▶ INPUT ROWS
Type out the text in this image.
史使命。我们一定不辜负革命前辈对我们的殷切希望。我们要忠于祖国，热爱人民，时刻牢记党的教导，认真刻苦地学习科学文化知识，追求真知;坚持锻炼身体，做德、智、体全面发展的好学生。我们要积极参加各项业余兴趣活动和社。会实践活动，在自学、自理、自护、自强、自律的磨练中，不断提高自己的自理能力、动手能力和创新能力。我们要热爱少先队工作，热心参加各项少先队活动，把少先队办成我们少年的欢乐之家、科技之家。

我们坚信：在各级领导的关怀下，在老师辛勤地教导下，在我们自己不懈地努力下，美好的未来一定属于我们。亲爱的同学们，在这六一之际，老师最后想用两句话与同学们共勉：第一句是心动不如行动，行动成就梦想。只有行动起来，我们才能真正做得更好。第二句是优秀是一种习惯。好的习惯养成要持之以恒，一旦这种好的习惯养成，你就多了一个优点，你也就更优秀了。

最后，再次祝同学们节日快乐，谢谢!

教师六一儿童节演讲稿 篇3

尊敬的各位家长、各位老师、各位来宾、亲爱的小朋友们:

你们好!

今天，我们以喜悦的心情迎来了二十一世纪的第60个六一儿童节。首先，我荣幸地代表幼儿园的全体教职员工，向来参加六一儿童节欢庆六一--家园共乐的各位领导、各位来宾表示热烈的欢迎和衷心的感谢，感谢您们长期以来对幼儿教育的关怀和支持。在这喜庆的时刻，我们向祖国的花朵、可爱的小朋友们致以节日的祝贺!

--

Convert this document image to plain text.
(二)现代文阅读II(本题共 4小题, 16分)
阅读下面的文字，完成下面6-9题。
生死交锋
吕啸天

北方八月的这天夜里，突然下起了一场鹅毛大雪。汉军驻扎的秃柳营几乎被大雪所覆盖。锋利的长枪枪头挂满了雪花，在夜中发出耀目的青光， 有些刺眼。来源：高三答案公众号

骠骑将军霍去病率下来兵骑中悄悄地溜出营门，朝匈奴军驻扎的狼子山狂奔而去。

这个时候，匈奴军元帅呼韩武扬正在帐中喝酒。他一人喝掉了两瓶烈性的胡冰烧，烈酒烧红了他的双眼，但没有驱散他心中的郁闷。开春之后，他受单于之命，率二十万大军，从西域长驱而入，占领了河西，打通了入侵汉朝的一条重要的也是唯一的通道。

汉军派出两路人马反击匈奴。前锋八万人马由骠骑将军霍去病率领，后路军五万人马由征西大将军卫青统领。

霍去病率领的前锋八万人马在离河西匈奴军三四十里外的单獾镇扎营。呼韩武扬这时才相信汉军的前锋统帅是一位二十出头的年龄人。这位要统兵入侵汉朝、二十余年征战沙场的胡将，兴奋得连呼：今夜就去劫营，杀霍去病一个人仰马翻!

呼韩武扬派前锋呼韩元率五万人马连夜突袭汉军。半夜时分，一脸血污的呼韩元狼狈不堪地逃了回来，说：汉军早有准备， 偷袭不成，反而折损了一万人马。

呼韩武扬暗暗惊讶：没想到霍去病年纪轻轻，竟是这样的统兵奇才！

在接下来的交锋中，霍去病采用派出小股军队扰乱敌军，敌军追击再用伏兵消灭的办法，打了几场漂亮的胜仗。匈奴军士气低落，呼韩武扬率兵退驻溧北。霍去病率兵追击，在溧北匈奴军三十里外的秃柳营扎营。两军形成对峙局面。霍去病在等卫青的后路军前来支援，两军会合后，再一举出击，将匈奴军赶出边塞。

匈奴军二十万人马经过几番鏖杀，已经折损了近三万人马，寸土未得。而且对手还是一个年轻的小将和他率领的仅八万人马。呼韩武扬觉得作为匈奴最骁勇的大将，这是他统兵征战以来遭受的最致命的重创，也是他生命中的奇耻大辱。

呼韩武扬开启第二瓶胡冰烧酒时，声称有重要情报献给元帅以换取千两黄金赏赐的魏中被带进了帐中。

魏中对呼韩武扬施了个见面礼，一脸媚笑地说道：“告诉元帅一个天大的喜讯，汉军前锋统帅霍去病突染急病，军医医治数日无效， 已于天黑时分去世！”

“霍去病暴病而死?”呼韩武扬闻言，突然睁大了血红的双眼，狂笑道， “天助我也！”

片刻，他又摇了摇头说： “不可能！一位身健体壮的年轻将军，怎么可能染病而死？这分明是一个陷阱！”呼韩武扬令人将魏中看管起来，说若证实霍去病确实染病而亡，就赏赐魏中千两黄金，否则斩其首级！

▶ TASK STATEMENT
Look through the records and gather each line with the word "image".

▶ ANSWER BELOW
Type out the text in this image.
Convert this document image to plain text.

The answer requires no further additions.